### Task description
Take each line containing "watermark" and report it exactly as written.

|---|

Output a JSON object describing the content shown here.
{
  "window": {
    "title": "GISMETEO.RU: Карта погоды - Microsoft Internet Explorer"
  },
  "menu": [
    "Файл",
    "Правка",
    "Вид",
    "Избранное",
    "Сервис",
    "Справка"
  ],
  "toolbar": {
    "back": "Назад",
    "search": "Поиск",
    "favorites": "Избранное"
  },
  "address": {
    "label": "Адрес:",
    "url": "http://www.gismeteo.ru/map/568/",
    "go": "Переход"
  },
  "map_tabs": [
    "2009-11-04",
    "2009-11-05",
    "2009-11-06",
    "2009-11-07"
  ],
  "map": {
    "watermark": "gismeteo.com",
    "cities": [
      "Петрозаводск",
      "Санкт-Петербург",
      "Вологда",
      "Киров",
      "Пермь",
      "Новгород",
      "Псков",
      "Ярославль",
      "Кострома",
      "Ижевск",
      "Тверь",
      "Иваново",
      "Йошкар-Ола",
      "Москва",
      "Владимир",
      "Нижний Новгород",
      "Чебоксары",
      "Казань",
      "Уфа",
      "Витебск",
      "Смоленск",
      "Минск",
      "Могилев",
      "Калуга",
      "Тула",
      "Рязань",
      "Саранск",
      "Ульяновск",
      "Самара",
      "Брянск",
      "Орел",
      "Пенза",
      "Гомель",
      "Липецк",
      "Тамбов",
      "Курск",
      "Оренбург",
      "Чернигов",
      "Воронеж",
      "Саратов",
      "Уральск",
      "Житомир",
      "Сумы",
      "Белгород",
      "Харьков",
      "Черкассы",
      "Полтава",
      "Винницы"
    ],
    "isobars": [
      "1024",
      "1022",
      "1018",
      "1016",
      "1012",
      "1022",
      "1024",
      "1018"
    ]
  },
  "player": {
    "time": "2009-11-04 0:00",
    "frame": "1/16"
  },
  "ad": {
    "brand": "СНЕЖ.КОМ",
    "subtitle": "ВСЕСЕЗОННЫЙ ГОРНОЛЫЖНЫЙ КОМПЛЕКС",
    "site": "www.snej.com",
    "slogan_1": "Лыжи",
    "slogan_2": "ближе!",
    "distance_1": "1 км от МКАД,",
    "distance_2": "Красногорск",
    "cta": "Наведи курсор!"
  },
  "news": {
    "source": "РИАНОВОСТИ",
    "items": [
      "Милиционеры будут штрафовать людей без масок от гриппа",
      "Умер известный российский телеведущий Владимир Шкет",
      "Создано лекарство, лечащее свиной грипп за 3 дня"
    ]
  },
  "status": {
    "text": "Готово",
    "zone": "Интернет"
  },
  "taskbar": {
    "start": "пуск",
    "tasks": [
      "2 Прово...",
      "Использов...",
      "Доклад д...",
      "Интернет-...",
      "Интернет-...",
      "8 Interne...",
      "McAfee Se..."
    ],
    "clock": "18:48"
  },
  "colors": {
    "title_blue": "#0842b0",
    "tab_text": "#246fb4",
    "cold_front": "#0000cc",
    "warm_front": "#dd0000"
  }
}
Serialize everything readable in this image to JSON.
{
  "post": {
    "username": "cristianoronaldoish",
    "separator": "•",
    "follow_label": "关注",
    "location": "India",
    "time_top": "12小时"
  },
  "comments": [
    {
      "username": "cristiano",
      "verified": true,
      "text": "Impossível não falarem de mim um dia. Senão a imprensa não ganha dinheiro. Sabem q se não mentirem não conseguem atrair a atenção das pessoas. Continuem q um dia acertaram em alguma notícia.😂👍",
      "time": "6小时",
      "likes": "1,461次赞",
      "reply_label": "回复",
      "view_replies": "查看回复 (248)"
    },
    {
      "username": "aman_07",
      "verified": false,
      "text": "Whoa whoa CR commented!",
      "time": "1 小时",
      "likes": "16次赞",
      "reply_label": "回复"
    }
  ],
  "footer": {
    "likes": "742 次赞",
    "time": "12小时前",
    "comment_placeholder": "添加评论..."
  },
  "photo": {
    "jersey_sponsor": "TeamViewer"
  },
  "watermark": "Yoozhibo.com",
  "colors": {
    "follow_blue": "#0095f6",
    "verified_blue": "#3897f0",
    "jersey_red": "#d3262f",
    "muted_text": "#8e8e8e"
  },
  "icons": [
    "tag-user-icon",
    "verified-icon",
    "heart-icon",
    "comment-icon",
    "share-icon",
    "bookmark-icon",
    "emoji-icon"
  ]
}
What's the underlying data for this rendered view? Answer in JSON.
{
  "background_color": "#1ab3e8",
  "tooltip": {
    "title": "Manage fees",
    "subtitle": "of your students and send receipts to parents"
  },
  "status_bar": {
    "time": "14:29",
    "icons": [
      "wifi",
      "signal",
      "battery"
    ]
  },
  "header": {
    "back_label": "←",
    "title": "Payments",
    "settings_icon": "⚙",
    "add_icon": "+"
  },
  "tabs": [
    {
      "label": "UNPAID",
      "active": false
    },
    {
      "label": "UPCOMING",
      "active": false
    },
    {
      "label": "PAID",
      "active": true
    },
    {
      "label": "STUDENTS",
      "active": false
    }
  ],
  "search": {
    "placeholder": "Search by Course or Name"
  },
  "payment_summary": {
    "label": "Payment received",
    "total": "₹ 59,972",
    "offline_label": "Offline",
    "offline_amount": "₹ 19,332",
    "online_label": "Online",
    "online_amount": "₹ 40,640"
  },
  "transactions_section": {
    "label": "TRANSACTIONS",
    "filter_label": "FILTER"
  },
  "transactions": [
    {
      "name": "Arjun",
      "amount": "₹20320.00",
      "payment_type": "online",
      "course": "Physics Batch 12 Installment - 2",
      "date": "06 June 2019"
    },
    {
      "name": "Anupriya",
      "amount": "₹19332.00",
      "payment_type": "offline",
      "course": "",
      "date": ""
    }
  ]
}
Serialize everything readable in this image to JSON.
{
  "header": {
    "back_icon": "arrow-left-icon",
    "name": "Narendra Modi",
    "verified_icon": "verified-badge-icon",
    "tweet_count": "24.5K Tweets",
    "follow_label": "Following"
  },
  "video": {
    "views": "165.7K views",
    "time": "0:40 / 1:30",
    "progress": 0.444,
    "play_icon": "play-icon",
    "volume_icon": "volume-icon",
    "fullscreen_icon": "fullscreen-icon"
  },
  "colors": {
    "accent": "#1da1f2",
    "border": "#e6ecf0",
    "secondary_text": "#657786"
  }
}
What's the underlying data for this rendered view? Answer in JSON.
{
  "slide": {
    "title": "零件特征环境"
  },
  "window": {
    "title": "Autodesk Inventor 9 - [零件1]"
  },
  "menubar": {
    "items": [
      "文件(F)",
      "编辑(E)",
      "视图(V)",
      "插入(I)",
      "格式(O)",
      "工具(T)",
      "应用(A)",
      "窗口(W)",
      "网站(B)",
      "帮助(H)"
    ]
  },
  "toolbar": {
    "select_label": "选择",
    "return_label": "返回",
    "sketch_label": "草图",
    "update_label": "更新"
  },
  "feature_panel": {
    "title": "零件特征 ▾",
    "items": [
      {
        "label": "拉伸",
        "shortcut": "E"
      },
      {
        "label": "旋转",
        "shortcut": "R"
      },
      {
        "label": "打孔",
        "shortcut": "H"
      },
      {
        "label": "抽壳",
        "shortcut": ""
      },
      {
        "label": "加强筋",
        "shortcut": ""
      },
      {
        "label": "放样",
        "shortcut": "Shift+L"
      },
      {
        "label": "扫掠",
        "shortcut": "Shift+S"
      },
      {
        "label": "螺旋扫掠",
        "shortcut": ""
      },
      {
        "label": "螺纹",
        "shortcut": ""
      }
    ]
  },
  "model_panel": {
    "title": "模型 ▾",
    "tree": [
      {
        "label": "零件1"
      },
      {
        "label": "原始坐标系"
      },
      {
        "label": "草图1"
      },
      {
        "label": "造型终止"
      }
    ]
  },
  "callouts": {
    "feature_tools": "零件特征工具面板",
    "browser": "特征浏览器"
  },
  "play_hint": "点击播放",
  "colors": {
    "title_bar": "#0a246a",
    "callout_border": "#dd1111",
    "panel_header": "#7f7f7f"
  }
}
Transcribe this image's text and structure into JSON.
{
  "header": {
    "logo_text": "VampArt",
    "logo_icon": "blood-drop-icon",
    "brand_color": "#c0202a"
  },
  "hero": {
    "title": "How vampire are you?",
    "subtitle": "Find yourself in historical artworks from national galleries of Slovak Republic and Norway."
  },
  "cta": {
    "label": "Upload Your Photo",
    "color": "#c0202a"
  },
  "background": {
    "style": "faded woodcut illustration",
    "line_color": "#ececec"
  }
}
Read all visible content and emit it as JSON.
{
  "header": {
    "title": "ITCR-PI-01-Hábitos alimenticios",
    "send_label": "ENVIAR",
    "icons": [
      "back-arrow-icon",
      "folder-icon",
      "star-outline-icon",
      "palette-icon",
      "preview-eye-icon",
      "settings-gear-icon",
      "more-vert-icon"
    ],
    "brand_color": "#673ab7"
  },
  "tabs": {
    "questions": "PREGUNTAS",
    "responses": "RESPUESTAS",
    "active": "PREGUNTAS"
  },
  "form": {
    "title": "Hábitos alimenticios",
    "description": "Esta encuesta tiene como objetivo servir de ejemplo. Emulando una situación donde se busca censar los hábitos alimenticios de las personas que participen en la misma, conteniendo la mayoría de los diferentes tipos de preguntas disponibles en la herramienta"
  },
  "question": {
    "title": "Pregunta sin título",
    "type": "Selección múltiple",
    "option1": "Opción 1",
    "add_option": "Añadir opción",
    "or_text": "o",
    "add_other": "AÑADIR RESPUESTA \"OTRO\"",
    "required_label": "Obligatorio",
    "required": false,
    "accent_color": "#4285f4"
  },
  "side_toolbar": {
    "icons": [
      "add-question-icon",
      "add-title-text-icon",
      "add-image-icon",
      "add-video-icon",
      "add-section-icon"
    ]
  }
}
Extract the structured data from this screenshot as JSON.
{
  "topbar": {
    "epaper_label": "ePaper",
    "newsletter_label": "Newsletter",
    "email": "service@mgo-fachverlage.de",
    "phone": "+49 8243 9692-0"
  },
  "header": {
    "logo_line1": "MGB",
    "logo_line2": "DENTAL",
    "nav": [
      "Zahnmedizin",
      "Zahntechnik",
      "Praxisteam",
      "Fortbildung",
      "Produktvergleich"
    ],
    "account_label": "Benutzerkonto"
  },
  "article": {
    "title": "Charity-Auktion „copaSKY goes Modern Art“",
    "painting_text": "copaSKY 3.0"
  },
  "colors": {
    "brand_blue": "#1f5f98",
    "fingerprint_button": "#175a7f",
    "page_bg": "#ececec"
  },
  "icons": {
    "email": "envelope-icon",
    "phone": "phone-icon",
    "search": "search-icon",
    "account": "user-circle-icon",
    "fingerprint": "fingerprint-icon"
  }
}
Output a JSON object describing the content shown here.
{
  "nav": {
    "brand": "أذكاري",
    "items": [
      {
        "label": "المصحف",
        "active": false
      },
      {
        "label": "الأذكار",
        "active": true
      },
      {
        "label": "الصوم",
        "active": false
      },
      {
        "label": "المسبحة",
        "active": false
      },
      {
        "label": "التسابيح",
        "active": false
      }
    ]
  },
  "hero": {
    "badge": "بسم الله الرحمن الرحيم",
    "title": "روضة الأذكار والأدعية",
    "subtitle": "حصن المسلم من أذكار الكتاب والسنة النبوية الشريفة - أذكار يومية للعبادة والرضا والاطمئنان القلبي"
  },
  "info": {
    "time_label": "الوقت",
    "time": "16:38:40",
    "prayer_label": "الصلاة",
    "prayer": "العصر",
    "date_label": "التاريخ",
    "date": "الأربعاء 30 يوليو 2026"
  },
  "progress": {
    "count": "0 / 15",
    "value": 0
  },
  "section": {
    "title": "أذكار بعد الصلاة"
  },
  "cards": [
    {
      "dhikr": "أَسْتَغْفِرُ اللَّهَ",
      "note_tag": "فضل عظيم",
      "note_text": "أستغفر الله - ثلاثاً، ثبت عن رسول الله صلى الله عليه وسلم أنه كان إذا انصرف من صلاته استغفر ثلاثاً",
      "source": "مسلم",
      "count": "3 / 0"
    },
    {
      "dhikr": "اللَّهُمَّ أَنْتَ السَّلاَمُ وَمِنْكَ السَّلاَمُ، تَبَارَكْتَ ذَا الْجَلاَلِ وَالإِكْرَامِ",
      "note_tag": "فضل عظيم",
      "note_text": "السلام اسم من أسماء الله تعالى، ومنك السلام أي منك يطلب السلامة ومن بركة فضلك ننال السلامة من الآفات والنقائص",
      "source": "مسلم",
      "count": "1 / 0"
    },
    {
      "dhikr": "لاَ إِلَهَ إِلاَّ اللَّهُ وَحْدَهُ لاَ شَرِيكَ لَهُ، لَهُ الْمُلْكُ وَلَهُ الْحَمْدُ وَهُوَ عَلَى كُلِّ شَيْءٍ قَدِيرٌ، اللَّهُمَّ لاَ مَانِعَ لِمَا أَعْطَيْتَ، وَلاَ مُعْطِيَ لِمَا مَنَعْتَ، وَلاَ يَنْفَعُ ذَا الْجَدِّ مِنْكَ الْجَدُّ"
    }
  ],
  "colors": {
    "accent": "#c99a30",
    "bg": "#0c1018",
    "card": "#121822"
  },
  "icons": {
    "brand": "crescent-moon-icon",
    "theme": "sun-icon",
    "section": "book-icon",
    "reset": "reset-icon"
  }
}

|---|

### Exercise answer
    "watermark": "gismeteo.com",
  "watermark": "Yoozhibo.com",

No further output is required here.